Provided data
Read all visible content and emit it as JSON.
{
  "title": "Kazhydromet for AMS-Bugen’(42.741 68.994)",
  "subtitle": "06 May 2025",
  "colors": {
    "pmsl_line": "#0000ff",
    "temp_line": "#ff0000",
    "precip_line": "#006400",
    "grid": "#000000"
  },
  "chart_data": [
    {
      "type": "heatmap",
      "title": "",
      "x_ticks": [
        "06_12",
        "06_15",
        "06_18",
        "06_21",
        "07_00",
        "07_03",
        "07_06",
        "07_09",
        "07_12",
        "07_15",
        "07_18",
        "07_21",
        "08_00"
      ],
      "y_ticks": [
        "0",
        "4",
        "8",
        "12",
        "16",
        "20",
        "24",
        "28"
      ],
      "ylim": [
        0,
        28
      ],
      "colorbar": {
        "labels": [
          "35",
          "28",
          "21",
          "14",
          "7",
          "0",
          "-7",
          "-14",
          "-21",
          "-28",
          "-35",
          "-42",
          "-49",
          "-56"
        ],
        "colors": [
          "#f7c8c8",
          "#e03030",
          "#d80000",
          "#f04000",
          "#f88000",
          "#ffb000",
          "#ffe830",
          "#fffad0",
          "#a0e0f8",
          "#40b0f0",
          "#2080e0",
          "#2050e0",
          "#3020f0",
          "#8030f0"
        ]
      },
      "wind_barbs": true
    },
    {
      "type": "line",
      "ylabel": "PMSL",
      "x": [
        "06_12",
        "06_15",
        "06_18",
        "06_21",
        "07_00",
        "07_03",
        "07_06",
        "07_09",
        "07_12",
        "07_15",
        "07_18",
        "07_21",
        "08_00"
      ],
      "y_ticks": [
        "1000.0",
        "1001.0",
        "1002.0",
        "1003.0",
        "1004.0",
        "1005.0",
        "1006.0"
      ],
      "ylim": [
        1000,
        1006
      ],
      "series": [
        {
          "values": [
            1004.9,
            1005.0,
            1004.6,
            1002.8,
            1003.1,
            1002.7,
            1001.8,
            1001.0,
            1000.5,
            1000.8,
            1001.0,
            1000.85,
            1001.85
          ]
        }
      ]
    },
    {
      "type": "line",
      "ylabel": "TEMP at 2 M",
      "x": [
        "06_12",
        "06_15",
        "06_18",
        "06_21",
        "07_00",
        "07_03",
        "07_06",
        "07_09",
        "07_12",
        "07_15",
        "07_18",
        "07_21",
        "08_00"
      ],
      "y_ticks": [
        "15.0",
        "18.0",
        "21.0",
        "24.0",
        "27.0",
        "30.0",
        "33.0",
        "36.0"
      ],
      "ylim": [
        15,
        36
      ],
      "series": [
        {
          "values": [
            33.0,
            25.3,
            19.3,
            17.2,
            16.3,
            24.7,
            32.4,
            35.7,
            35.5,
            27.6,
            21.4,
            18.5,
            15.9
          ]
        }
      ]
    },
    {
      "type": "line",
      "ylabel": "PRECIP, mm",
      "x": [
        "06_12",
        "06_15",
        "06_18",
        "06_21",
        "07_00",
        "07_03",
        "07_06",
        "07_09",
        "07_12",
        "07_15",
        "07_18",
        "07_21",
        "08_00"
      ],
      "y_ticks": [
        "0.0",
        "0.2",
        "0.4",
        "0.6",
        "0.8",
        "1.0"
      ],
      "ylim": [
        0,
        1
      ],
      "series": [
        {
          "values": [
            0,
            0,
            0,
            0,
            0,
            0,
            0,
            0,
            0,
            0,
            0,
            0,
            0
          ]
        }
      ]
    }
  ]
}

Aim of the exercise
Return each line in the records that holds the string "ylabel".

The output
      "ylabel": "PMSL",
      "ylabel": "TEMP at 2 M",
      "ylabel": "PRECIP, mm",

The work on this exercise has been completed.